[Start of LISTED RECORDS]

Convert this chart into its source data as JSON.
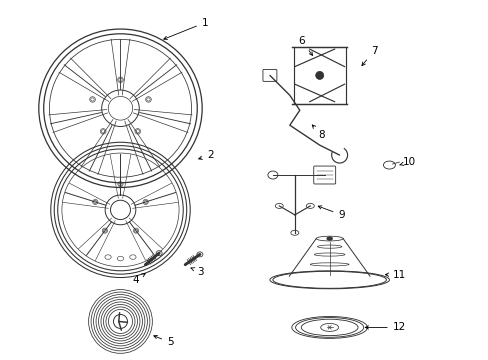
{
  "bg_color": "#ffffff",
  "line_color": "#333333",
  "text_color": "#000000",
  "fig_w": 4.89,
  "fig_h": 3.6,
  "dpi": 100
}
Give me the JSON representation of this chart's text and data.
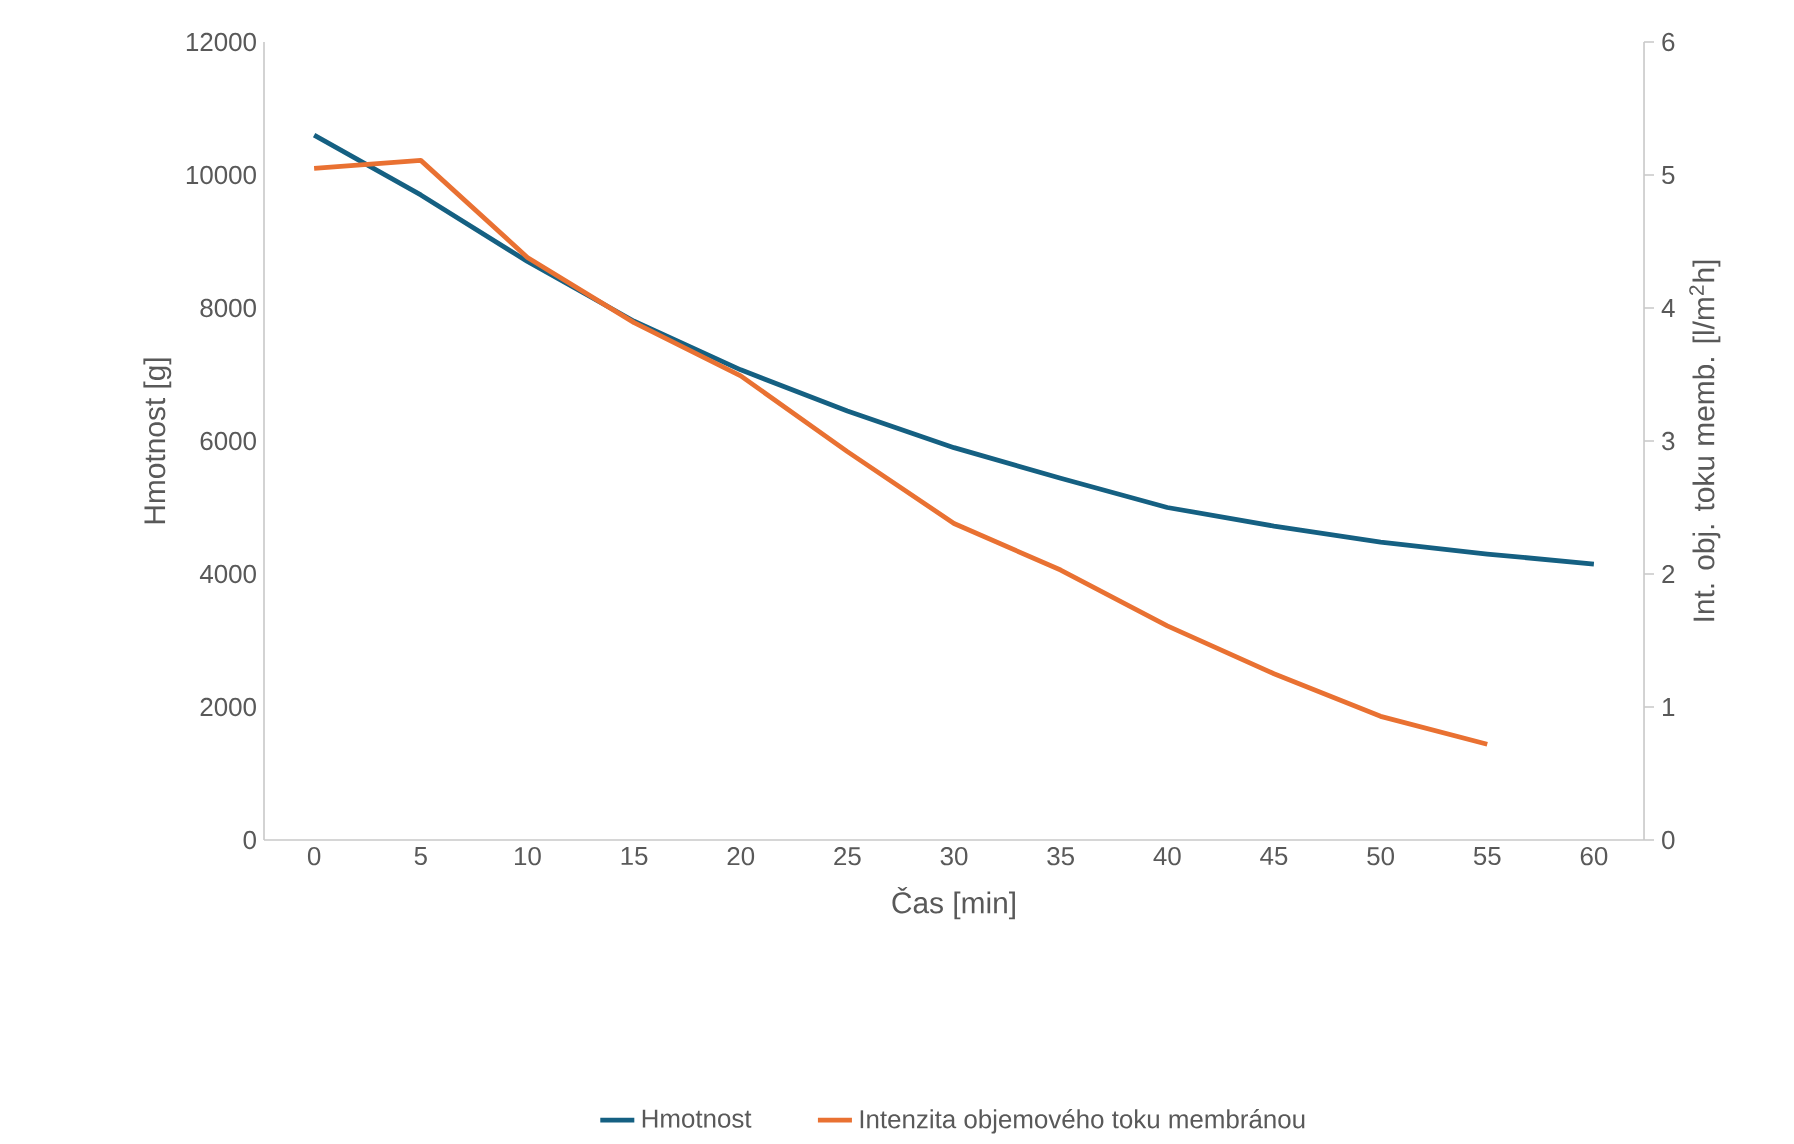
{
  "chart_data": {
    "type": "line",
    "xlabel": "Čas [min]",
    "ylabel": "Hmotnost [g]",
    "y2label": "Int. obj. toku memb. [l/m$^{2}$h]",
    "categories": [
      "0",
      "5",
      "10",
      "15",
      "20",
      "25",
      "30",
      "35",
      "40",
      "45",
      "50",
      "55",
      "60"
    ],
    "series": [
      {
        "name": "Hmotnost",
        "color": "#156082",
        "values": [
          10600,
          9700,
          8700,
          7800,
          7070,
          6450,
          5900,
          5440,
          5000,
          4720,
          4480,
          4300,
          4150
        ]
      },
      {
        "name": "Intenzita objemového toku membránou",
        "color": "#e97132",
        "axis": "y2",
        "values": [
          5.05,
          5.11,
          4.38,
          3.89,
          3.49,
          2.92,
          2.38,
          2.03,
          1.61,
          1.25,
          0.93,
          0.72,
          null
        ]
      }
    ],
    "ylim": [
      0,
      12000
    ],
    "yticks": [
      0,
      2000,
      4000,
      6000,
      8000,
      10000,
      12000
    ],
    "y2lim": [
      0,
      6
    ],
    "y2ticks": [
      0,
      1,
      2,
      3,
      4,
      5,
      6
    ],
    "grid": false,
    "legend": "bottom",
    "marker": "none",
    "line_style": "solid"
  }
}
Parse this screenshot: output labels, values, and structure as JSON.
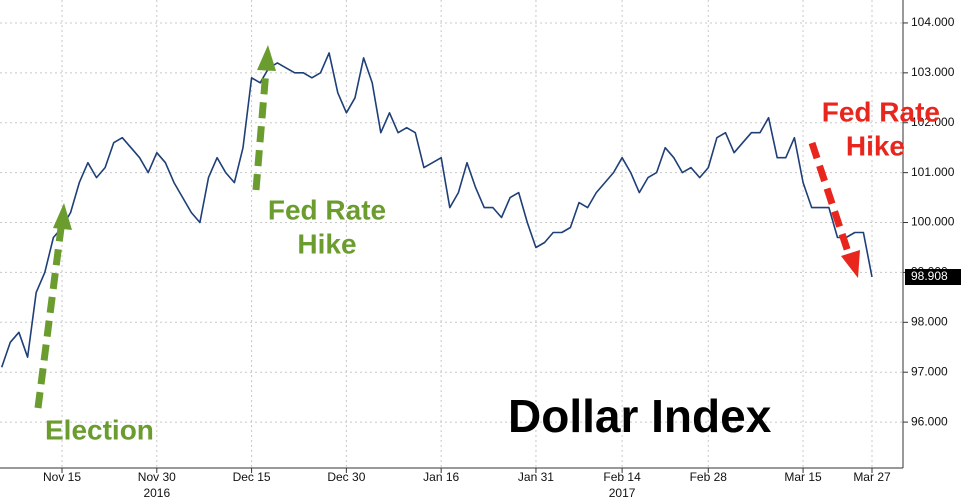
{
  "chart_data": {
    "type": "line",
    "title": "Dollar Index",
    "categories": [
      null,
      null,
      null,
      null,
      null,
      null,
      null,
      "Nov 15",
      null,
      null,
      null,
      null,
      null,
      null,
      null,
      null,
      null,
      null,
      "Nov 30",
      null,
      null,
      null,
      null,
      null,
      null,
      null,
      null,
      null,
      null,
      "Dec 15",
      null,
      null,
      null,
      null,
      null,
      null,
      null,
      null,
      null,
      null,
      "Dec 30",
      null,
      null,
      null,
      null,
      null,
      null,
      null,
      null,
      null,
      null,
      "Jan 16",
      null,
      null,
      null,
      null,
      null,
      null,
      null,
      null,
      null,
      null,
      "Jan 31",
      null,
      null,
      null,
      null,
      null,
      null,
      null,
      null,
      null,
      "Feb 14",
      null,
      null,
      null,
      null,
      null,
      null,
      null,
      null,
      null,
      "Feb 28",
      null,
      null,
      null,
      null,
      null,
      null,
      null,
      null,
      null,
      null,
      "Mar 15",
      null,
      null,
      null,
      null,
      null,
      null,
      null,
      "Mar 27"
    ],
    "year_labels": [
      "2016",
      "2017"
    ],
    "series": [
      {
        "name": "Dollar Index",
        "color": "#1f3f78",
        "values": [
          97.1,
          97.6,
          97.8,
          97.3,
          98.6,
          99.0,
          99.7,
          99.9,
          100.2,
          100.8,
          101.2,
          100.9,
          101.1,
          101.6,
          101.7,
          101.5,
          101.3,
          101.0,
          101.4,
          101.2,
          100.8,
          100.5,
          100.2,
          100.0,
          100.9,
          101.3,
          101.0,
          100.8,
          101.5,
          102.9,
          102.8,
          103.1,
          103.2,
          103.1,
          103.0,
          103.0,
          102.9,
          103.0,
          103.4,
          102.6,
          102.2,
          102.5,
          103.3,
          102.8,
          101.8,
          102.2,
          101.8,
          101.9,
          101.8,
          101.1,
          101.2,
          101.3,
          100.3,
          100.6,
          101.2,
          100.7,
          100.3,
          100.3,
          100.1,
          100.5,
          100.6,
          100.0,
          99.5,
          99.6,
          99.8,
          99.8,
          99.9,
          100.4,
          100.3,
          100.6,
          100.8,
          101.0,
          101.3,
          101.0,
          100.6,
          100.9,
          101.0,
          101.5,
          101.3,
          101.0,
          101.1,
          100.9,
          101.1,
          101.7,
          101.8,
          101.4,
          101.6,
          101.8,
          101.8,
          102.1,
          101.3,
          101.3,
          101.7,
          100.8,
          100.3,
          100.3,
          100.3,
          99.7,
          99.7,
          99.8,
          99.8,
          98.908
        ]
      }
    ],
    "ylim": [
      95.08,
      104.46
    ],
    "yticks": [
      {
        "value": 96,
        "label": "96.000"
      },
      {
        "value": 97,
        "label": "97.000"
      },
      {
        "value": 98,
        "label": "98.000"
      },
      {
        "value": 99,
        "label": "99.000"
      },
      {
        "value": 100,
        "label": "100.000"
      },
      {
        "value": 101,
        "label": "101.000"
      },
      {
        "value": 102,
        "label": "102.000"
      },
      {
        "value": 103,
        "label": "103.000"
      },
      {
        "value": 104,
        "label": "104.000"
      }
    ],
    "grid": true,
    "annotations": [
      [
        "Election"
      ],
      [
        "Fed Rate",
        "Hike"
      ],
      [
        "Fed Rate",
        "Hike"
      ]
    ]
  }
}
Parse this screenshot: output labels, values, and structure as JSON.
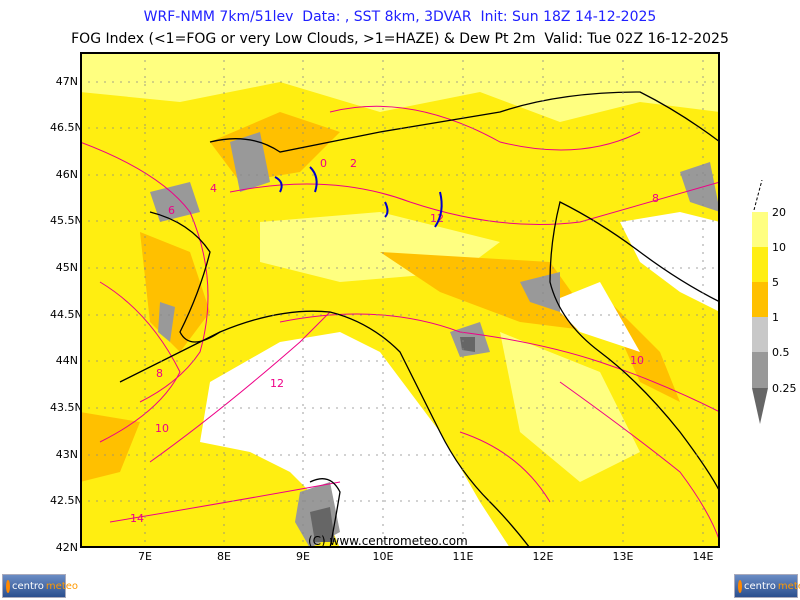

[End of LISTED RECORDS]

§ **SHORT TASK**
Determine how many lines above contain "Index" as a word or string. Give the number alone.

§ **RESULT**
2